Dos fuertes terremotos sacudieron a Venezuela en las últimas horas, dejando un saldo trágico de al menos 164 muertos y 971 heridos. La magnitud de los sismos provocó el colapso de múltiples estructuras y generó un estado de emergencia en las zonas más afectadas, donde los equipos de rescate trabajan a contrarreloj.
El doble movimiento telúrico tomó por sorpresa a la población, desatando escenas de pánico en las calles. Las autoridades locales, junto con bomberos y servicios de emergencia, se desplegaron de inmediato para remover escombros y asistir a las víctimas. Sin embargo, el acceso a ciertas áreas se ha visto severamente dificultado por los daños en la infraestructura vial y los cortes en el suministro eléctrico.
Los balances oficiales confirman la escala del desastre con casi mil heridos, muchos de ellos de gravedad, lo que ha puesto al límite la capacidad operativa de los hospitales y centros de salud regionales. Las labores de búsqueda continúan sin descanso, con cuadrillas especializadas intentando hallar sobrevivientes atrapados bajo las ruinas, por lo que no se descarta que la cifra de víctimas fatales pueda aumentar a medida que avancen los operativos.
Ante la gravedad de la situación, se ha coordinado un despliegue masivo de ayuda humanitaria, insumos médicos y maquinaria pesada hacia los focos del desastre. Paralelamente, los organismos de protección civil instaron a los ciudadanos a mantenerse alejados de edificaciones inestables y extremar las precauciones ante la inminente posibilidad de nuevas réplicas que puedan agravar el panorama.

* Datos suministrados *
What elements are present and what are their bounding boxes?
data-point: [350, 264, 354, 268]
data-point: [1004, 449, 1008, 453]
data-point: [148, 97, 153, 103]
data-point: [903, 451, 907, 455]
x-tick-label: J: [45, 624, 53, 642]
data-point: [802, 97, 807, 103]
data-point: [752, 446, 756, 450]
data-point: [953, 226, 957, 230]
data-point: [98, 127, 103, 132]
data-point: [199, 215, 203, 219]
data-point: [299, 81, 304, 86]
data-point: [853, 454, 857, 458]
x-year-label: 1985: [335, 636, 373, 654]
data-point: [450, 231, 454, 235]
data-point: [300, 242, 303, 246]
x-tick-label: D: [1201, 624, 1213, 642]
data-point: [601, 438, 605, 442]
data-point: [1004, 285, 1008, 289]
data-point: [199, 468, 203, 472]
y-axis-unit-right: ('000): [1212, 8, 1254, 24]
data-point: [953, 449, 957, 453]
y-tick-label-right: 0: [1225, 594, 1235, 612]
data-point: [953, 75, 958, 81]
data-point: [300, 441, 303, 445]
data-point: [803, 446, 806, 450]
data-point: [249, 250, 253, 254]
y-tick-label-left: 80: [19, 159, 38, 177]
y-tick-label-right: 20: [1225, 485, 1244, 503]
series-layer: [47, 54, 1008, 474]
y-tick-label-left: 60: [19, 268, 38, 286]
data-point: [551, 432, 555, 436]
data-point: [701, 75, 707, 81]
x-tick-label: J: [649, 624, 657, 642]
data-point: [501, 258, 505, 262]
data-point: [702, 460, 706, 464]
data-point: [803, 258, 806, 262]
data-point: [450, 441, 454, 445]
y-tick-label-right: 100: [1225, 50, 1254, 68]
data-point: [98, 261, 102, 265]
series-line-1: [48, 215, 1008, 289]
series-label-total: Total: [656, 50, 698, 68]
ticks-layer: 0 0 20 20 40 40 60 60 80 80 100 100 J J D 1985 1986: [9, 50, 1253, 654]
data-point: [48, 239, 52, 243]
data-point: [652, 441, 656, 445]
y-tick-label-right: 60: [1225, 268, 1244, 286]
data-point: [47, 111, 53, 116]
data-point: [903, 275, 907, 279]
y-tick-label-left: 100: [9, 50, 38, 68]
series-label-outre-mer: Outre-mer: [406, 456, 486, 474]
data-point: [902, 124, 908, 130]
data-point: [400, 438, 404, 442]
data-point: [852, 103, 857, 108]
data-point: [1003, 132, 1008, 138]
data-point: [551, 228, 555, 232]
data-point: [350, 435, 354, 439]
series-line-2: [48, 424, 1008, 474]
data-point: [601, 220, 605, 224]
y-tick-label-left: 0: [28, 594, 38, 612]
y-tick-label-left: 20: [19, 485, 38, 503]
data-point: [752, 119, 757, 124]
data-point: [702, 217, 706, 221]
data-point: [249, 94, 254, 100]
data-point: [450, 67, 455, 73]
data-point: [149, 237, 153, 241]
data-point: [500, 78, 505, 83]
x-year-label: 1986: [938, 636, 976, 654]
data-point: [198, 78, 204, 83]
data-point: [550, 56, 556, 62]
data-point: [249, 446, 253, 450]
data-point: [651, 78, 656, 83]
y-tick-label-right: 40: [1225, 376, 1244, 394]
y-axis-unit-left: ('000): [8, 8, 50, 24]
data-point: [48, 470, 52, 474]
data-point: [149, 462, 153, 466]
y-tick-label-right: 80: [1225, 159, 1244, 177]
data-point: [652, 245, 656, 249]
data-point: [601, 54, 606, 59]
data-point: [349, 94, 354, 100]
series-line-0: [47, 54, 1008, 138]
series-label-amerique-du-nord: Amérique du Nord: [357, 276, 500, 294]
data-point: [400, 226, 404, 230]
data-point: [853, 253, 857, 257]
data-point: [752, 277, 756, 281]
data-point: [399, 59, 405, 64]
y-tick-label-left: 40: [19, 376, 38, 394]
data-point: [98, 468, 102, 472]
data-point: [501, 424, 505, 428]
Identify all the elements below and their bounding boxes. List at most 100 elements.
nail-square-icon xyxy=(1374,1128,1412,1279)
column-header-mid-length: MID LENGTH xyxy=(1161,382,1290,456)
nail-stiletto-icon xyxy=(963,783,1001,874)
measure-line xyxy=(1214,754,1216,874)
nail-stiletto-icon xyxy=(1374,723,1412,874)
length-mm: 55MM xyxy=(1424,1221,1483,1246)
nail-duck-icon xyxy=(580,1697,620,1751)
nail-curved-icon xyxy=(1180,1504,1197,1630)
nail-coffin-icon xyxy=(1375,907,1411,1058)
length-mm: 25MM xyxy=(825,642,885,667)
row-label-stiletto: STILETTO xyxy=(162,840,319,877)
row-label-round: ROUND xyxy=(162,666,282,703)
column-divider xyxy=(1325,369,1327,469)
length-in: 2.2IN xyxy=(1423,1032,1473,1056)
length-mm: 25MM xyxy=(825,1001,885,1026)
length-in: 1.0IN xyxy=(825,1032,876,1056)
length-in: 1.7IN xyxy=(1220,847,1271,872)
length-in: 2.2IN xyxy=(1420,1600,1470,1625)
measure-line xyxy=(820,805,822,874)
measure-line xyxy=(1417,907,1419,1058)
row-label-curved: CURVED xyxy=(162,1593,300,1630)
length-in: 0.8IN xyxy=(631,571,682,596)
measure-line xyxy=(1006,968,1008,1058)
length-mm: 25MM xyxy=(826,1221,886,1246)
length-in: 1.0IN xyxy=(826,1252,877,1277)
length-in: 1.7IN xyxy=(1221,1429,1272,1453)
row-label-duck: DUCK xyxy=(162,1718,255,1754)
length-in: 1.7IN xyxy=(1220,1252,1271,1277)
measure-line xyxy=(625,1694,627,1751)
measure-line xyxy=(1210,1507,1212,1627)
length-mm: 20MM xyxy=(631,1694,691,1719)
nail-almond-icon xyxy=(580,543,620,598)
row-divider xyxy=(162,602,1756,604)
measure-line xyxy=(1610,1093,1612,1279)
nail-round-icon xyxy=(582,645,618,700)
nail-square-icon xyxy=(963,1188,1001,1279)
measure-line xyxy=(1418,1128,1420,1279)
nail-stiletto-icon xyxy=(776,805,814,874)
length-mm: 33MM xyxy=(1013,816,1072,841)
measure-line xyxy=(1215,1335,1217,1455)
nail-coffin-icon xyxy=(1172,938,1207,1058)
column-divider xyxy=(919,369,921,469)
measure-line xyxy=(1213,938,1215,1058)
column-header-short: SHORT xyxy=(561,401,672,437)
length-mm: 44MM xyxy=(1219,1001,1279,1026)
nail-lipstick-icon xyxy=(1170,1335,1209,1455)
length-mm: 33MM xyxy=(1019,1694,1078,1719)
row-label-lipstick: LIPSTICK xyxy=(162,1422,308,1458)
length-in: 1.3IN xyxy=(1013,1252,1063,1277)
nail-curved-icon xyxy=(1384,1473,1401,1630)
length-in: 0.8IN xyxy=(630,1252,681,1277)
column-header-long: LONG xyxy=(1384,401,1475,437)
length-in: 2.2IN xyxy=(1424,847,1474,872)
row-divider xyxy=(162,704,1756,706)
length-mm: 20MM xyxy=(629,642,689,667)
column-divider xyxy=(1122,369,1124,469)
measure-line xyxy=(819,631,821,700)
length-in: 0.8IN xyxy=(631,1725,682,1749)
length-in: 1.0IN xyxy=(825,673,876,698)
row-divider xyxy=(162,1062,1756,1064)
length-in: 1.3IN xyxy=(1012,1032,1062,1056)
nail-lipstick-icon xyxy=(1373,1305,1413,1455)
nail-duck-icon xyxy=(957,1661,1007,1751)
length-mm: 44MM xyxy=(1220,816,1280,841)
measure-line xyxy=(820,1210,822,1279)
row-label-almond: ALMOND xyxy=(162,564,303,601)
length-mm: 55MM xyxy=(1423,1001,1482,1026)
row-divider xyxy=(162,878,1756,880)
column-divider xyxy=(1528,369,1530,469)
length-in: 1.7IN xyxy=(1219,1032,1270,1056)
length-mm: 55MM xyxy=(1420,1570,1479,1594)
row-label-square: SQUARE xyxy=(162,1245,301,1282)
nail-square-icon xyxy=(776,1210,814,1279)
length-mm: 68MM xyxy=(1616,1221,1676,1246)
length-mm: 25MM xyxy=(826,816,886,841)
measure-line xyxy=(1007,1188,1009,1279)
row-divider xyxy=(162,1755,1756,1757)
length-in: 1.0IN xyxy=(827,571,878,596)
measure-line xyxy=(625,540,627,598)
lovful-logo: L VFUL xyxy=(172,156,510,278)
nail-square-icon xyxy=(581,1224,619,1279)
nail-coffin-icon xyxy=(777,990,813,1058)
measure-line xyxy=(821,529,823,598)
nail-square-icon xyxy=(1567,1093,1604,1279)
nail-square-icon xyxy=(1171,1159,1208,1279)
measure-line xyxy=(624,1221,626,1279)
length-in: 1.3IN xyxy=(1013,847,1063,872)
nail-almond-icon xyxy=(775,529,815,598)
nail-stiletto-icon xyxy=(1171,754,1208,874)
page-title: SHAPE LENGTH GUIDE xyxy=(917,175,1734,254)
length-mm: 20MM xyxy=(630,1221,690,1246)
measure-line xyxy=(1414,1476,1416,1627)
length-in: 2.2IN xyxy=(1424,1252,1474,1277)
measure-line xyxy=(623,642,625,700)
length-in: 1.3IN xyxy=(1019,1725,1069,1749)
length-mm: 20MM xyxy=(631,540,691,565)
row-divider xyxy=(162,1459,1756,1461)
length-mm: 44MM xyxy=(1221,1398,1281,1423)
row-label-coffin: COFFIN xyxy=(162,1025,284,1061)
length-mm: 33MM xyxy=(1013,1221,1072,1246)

* Objetivo *
Responda las siguientes preguntas según el texto sobre los terremotos en Venezuela:
(a) ¿Cuántos muertos y cuántos heridos dejaron los sismos, según el balance inicial?
(b) ¿Qué dos factores dificultaron el acceso a ciertas áreas?
(c) ¿A qué instaron a los ciudadanos los organismos de protección civil?

* Respuesta *
(a) Al menos 164 muertos y 971 heridos.
(b) Los daños en la infraestructura vial y los cortes en el suministro eléctrico.
(c) A mantenerse alejados de edificaciones inestables y a extremar las precauciones ante la posibilidad de nuevas réplicas.